Copy out each line of the listing that has the word "structure" in it.

→ **Supplied entries**:
>> begin
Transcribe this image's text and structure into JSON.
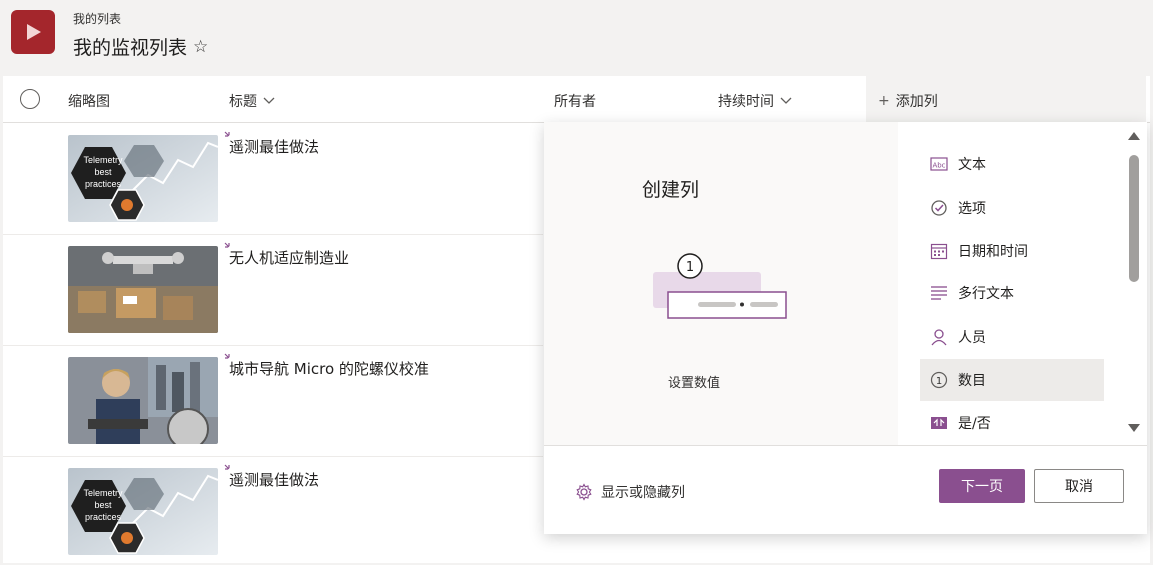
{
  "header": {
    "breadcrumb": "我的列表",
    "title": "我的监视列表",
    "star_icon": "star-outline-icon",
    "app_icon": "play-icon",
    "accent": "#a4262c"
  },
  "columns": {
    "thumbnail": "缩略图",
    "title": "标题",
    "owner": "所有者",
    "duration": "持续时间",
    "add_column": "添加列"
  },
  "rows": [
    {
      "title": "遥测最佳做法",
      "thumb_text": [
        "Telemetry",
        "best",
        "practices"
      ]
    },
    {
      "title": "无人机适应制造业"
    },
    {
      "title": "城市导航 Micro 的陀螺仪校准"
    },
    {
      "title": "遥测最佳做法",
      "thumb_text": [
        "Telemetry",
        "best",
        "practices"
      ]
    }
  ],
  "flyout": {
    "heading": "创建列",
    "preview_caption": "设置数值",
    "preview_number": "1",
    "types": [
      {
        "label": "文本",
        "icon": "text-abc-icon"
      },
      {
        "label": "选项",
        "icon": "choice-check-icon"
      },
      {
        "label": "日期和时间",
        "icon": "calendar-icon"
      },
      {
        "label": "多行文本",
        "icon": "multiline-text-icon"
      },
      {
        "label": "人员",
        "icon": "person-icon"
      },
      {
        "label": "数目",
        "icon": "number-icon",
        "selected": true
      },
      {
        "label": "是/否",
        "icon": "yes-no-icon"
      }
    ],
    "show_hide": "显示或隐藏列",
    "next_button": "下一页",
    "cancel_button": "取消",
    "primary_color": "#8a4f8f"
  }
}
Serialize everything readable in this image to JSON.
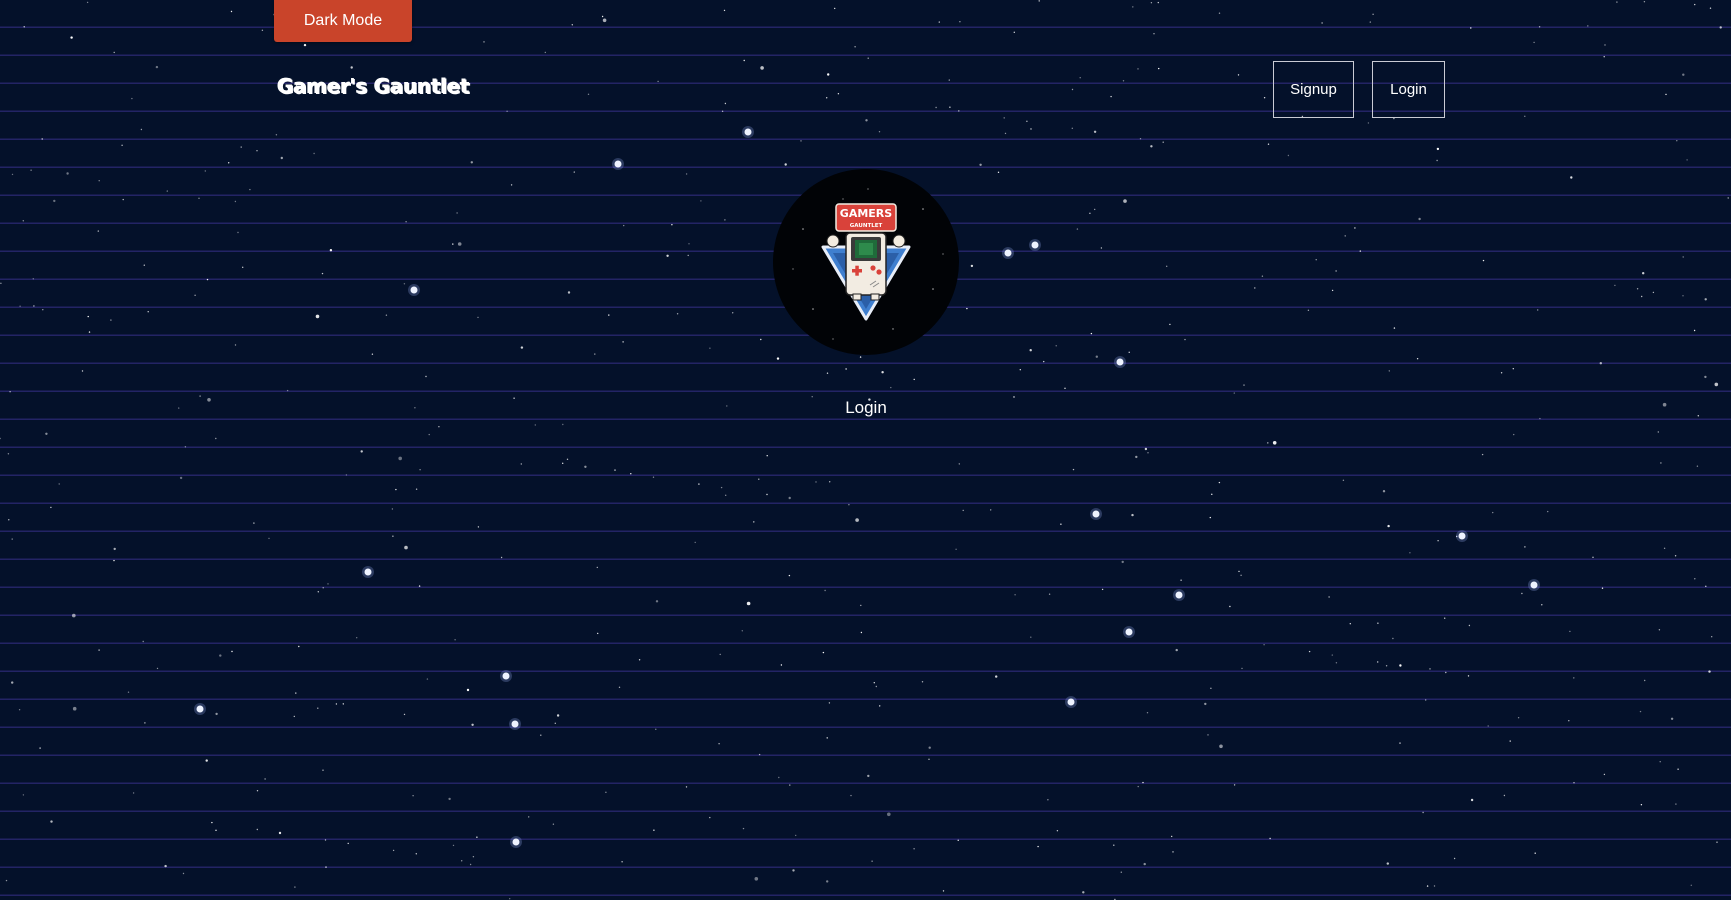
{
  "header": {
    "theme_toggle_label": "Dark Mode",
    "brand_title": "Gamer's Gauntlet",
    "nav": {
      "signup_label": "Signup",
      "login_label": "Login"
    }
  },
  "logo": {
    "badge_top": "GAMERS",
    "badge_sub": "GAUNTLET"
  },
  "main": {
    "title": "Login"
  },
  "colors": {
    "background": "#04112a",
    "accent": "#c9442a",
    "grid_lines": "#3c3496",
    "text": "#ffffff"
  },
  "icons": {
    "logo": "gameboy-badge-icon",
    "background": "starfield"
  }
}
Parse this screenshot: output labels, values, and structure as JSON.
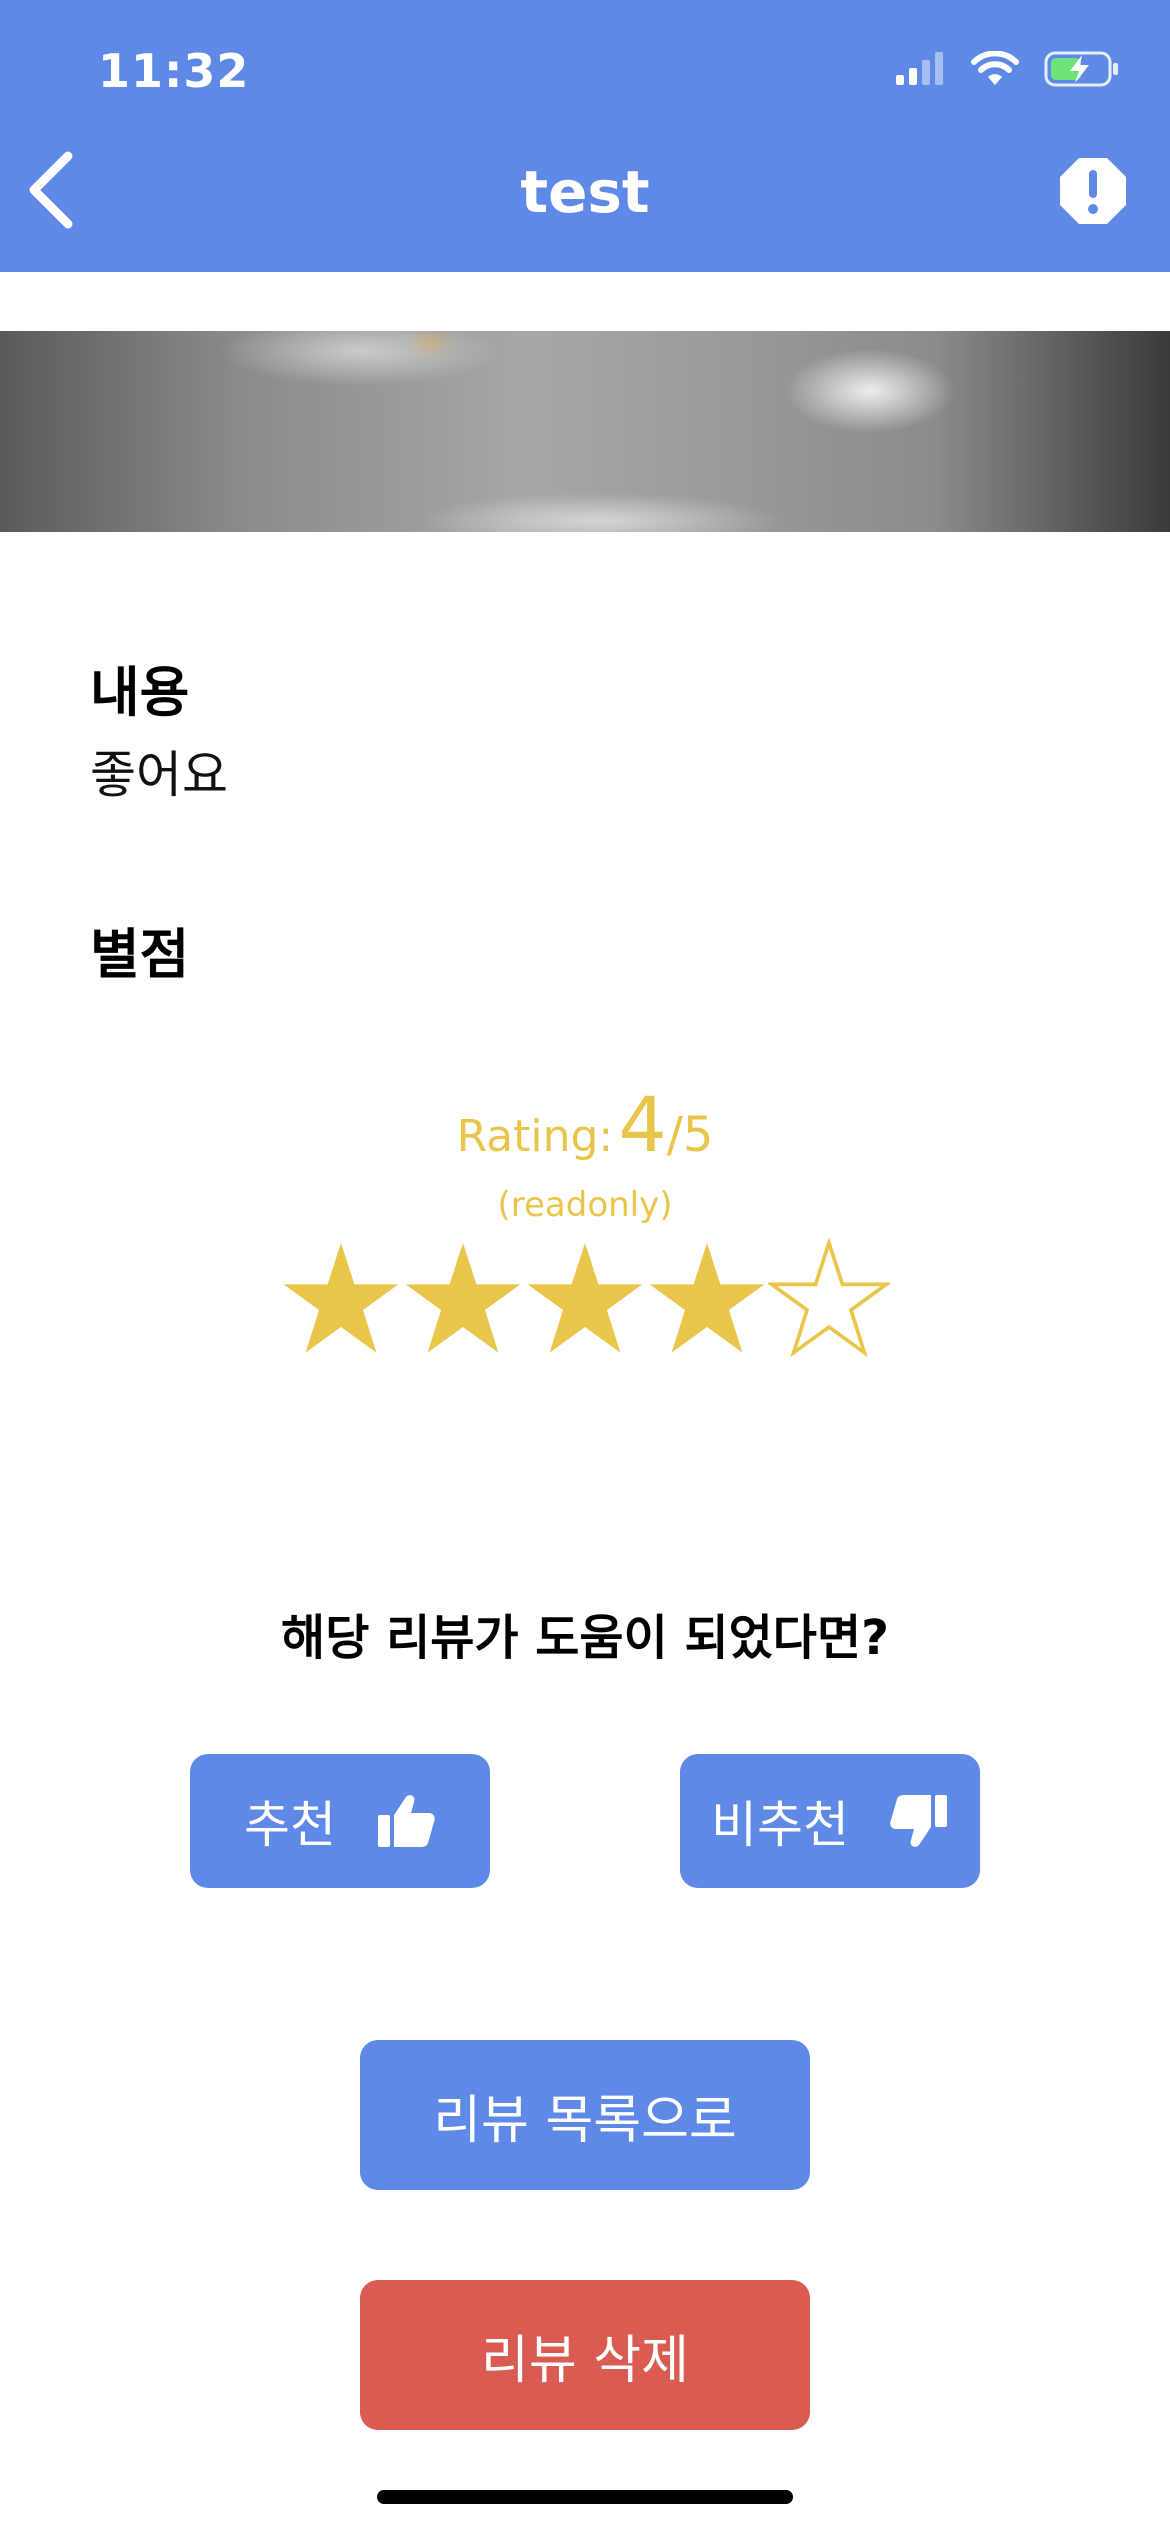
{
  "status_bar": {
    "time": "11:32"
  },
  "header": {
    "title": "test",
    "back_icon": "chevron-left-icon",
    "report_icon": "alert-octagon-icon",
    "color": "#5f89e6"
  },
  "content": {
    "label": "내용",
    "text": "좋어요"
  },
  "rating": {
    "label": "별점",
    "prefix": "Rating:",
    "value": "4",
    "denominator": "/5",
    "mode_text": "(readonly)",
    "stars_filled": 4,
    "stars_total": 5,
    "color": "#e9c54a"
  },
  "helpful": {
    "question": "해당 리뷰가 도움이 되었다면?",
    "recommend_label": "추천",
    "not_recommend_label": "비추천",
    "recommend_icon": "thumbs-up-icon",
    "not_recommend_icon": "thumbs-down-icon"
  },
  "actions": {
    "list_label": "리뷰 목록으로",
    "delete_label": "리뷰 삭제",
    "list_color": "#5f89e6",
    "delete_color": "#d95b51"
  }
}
>> end
→ **Task response**:
Transcribe this image's text and structure into JSON.
Parse this screenshot: output labels, values, and structure as JSON.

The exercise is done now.